(Structured figure records)
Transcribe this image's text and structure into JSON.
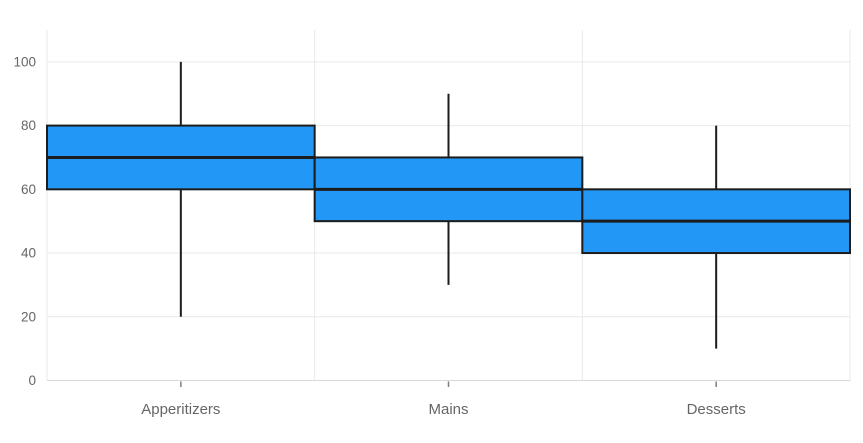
{
  "chart_data": {
    "type": "boxplot",
    "title": "",
    "categories": [
      "Apperitizers",
      "Mains",
      "Desserts"
    ],
    "series": [
      {
        "name": "Apperitizers",
        "min": 20,
        "q1": 60,
        "median": 70,
        "q3": 80,
        "max": 100
      },
      {
        "name": "Mains",
        "min": 30,
        "q1": 50,
        "median": 60,
        "q3": 70,
        "max": 90
      },
      {
        "name": "Desserts",
        "min": 10,
        "q1": 40,
        "median": 50,
        "q3": 60,
        "max": 80
      }
    ],
    "y_axis": {
      "ticks": [
        0,
        20,
        40,
        60,
        80,
        100
      ],
      "range": [
        0,
        110
      ]
    },
    "x_axis": {
      "labels": [
        "Apperitizers",
        "Mains",
        "Desserts"
      ]
    },
    "legend": false,
    "grid": true,
    "layout_hints": {
      "box_width": "full-category",
      "whisker_caps": false,
      "gridlines": "horizontal-and-category-boundaries"
    },
    "colors": {
      "box_fill": "#2397F5",
      "box_stroke": "#1c1c1c",
      "median_stroke": "#1c1c1c",
      "whisker_stroke": "#1c1c1c",
      "gridline": "#e9e9e9",
      "axis_line": "#d9d9d9",
      "tick_mark": "#7f7f7f",
      "label_color": "#666666",
      "background": "#ffffff"
    }
  }
}
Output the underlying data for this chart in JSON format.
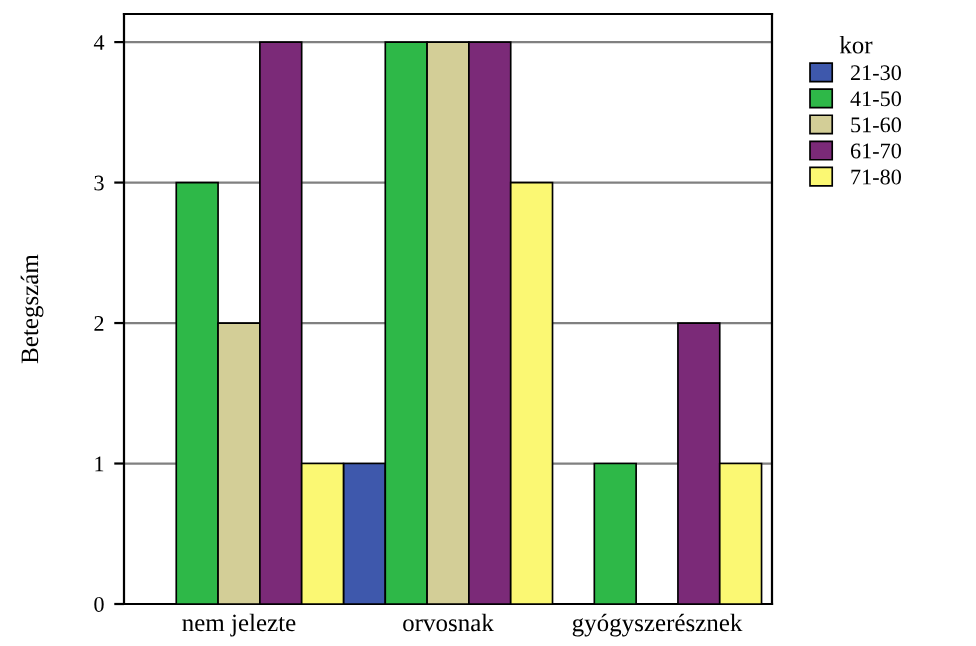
{
  "chart_data": {
    "type": "bar",
    "ylabel": "Betegszám",
    "legend_title": "kor",
    "categories": [
      "nem jelezte",
      "orvosnak",
      "gyógyszerésznek"
    ],
    "series": [
      {
        "name": "21-30",
        "color": "#3e58ac",
        "values": [
          null,
          1,
          null
        ]
      },
      {
        "name": "41-50",
        "color": "#2eb848",
        "values": [
          3,
          4,
          1
        ]
      },
      {
        "name": "51-60",
        "color": "#d3ce97",
        "values": [
          2,
          4,
          null
        ]
      },
      {
        "name": "61-70",
        "color": "#7b2a78",
        "values": [
          4,
          4,
          2
        ]
      },
      {
        "name": "71-80",
        "color": "#fbf873",
        "values": [
          1,
          3,
          1
        ]
      }
    ],
    "ylim": [
      0,
      4.2
    ],
    "yticks": [
      0,
      1,
      2,
      3,
      4
    ],
    "grid": "y",
    "legend": "top right"
  }
}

**Aim of the task**
From the data above, copy each line that has the string "JSON".

**Result for this task**
Transcribe this image's text and structure into JSON.
Output the underlying data for this chart in JSON format.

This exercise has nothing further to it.